TASK REQUIREMENTS:
Find the lines holding the word "your" and collect them.

Records from a collection of figures:
○ ○ ○

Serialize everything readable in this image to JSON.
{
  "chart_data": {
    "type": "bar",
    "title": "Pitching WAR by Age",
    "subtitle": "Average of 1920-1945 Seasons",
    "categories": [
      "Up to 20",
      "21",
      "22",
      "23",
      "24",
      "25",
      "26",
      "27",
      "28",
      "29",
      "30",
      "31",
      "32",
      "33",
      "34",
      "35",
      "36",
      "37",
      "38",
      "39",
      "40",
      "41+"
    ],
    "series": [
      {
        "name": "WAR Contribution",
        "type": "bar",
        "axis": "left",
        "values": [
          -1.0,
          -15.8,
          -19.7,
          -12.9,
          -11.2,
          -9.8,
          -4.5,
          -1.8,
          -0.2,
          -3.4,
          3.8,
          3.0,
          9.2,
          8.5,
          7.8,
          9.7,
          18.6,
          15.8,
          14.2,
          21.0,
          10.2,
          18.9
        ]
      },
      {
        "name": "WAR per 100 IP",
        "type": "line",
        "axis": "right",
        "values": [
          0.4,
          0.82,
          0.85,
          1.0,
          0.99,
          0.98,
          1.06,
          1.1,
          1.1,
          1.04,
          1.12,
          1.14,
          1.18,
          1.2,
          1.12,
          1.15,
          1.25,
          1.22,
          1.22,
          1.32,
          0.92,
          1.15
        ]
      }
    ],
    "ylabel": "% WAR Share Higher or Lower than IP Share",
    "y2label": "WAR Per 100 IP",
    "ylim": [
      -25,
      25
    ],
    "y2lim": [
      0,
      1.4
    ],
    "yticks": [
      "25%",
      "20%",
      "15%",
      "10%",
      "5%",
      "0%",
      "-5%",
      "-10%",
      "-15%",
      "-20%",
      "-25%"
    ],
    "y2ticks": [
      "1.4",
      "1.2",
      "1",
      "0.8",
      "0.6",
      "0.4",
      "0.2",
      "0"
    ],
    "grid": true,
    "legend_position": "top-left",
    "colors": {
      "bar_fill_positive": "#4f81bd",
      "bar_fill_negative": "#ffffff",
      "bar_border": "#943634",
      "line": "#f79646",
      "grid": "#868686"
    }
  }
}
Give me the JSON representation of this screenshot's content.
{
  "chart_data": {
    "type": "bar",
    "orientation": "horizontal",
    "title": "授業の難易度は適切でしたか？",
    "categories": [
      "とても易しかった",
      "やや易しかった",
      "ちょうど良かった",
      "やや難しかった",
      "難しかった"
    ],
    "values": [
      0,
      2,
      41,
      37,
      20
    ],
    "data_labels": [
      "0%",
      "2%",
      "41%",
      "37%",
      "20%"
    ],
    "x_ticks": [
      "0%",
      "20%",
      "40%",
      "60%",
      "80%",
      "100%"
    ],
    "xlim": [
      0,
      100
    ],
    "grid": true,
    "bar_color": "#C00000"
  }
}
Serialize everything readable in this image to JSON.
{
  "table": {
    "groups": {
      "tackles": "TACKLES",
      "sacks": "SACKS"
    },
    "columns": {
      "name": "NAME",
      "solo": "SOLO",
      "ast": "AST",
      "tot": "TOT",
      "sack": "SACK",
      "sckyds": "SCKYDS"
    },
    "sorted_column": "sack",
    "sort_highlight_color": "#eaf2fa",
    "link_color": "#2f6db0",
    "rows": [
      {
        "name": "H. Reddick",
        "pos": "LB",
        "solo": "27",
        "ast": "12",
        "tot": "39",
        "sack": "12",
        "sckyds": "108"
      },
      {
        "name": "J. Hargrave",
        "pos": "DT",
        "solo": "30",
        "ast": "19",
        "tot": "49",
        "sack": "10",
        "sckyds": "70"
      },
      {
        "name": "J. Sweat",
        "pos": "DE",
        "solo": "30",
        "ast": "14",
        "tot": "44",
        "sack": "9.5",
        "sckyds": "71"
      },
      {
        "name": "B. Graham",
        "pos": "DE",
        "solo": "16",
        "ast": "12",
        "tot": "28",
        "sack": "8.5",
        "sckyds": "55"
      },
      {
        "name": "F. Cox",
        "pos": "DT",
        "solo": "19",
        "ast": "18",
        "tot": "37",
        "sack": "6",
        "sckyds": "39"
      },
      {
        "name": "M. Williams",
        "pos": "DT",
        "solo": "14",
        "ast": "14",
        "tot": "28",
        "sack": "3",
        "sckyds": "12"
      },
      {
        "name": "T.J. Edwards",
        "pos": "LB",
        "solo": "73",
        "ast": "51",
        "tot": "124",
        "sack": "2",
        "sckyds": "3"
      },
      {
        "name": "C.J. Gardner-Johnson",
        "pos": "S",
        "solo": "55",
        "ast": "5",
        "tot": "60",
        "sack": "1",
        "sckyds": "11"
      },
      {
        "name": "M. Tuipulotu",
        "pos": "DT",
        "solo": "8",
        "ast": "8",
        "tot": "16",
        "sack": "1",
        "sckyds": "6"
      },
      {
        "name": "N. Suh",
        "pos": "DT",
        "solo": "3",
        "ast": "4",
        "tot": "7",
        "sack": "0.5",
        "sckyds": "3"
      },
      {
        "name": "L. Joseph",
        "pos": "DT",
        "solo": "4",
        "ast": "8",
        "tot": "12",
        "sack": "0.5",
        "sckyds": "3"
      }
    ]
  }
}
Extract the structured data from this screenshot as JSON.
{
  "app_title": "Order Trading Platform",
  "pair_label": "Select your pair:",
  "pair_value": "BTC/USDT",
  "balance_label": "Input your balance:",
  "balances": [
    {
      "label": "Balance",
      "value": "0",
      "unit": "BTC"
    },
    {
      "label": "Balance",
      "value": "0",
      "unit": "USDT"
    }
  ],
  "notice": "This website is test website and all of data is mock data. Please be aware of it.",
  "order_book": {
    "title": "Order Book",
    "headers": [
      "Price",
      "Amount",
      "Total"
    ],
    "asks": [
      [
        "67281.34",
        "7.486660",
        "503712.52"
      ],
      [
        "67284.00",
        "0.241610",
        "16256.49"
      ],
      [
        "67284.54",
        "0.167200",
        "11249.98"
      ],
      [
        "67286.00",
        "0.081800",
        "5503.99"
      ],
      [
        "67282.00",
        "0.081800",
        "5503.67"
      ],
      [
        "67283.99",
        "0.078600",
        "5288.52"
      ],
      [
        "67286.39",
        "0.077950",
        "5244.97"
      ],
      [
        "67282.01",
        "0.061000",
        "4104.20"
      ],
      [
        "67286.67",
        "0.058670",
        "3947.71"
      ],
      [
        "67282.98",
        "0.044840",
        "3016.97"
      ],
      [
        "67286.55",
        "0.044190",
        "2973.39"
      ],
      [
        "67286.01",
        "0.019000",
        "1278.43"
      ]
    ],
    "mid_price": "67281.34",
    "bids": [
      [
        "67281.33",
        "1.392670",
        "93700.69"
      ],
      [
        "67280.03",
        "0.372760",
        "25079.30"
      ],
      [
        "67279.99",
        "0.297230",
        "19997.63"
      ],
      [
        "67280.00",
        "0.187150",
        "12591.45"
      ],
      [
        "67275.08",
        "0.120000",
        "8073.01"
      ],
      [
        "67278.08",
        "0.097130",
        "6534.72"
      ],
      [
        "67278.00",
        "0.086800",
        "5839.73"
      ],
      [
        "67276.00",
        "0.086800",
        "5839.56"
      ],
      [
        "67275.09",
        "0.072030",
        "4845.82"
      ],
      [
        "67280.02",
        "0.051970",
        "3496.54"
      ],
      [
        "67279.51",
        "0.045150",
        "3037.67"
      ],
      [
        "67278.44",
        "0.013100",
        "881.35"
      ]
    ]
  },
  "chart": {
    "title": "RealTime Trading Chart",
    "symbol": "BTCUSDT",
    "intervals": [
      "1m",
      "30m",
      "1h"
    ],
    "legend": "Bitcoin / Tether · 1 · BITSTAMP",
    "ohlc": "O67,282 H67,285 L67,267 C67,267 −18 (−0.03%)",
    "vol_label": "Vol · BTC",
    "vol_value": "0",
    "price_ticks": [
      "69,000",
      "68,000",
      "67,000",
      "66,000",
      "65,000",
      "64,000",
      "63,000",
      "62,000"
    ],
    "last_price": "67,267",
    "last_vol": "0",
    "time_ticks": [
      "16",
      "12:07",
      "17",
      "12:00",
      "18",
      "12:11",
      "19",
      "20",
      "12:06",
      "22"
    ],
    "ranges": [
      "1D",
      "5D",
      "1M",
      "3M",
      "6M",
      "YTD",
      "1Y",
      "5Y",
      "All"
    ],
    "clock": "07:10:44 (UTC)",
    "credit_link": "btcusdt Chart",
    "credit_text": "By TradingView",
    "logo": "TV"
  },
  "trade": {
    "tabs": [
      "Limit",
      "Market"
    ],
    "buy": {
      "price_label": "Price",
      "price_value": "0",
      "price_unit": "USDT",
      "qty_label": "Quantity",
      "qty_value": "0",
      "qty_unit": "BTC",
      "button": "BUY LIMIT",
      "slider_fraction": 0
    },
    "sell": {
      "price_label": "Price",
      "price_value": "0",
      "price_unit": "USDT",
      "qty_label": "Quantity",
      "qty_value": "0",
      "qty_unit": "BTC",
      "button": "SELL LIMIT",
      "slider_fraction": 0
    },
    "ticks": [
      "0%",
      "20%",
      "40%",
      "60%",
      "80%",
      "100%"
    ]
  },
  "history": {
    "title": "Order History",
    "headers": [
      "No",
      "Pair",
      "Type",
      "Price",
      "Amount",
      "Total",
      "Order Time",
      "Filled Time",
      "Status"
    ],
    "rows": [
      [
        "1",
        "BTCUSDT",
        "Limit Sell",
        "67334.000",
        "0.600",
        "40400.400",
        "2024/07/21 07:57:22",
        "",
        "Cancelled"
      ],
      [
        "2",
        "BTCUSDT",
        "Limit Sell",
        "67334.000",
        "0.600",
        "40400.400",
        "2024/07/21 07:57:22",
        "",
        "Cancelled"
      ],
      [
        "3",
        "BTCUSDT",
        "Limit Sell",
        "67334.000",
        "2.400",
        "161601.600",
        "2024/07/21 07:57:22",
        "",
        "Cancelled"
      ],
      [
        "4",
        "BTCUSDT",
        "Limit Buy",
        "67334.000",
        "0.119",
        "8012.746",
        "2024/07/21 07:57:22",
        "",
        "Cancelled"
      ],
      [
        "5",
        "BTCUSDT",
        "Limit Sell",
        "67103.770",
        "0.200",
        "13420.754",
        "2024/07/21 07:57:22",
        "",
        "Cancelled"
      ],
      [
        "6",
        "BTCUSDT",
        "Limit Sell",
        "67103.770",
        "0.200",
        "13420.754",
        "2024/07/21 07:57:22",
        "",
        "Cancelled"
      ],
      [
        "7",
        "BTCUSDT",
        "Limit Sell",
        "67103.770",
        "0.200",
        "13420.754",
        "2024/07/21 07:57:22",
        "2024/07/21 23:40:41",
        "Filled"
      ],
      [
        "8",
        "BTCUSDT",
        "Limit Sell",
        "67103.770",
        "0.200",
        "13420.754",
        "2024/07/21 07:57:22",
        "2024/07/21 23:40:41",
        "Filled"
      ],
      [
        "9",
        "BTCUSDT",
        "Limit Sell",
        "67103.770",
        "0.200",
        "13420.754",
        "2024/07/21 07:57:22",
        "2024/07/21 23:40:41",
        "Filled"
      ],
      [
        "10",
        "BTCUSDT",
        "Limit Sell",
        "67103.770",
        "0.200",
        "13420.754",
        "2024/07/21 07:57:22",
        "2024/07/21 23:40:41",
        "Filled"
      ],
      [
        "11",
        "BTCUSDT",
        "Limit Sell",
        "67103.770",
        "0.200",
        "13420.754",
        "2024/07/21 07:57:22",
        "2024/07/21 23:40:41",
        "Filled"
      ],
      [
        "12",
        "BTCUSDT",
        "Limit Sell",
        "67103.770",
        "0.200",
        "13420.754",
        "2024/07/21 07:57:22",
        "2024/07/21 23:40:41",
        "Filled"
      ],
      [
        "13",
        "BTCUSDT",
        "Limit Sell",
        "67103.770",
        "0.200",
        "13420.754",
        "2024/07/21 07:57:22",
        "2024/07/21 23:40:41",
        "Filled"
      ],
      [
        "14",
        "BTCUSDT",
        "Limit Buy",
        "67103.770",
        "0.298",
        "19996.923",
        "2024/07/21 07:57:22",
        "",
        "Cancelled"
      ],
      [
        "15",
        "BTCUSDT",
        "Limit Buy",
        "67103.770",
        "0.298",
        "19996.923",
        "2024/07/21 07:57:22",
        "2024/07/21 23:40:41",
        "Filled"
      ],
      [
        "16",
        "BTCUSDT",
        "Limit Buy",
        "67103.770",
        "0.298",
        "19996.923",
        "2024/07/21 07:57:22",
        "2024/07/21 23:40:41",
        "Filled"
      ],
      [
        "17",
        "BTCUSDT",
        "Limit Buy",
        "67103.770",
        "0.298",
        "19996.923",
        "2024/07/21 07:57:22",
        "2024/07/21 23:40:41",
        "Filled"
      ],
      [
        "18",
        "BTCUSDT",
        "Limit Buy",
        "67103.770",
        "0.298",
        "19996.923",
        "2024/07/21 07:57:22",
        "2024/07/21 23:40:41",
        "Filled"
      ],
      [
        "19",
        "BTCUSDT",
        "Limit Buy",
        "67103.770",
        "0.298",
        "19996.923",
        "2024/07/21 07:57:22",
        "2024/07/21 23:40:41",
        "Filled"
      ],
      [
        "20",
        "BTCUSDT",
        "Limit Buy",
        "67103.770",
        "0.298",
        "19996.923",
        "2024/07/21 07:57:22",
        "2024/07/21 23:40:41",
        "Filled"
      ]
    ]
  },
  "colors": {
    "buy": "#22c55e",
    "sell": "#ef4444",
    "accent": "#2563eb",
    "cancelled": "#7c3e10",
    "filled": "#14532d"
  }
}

○ ○ ○

RESULT:
  "pair_label": "Select your pair:",
  "balance_label": "Input your balance:",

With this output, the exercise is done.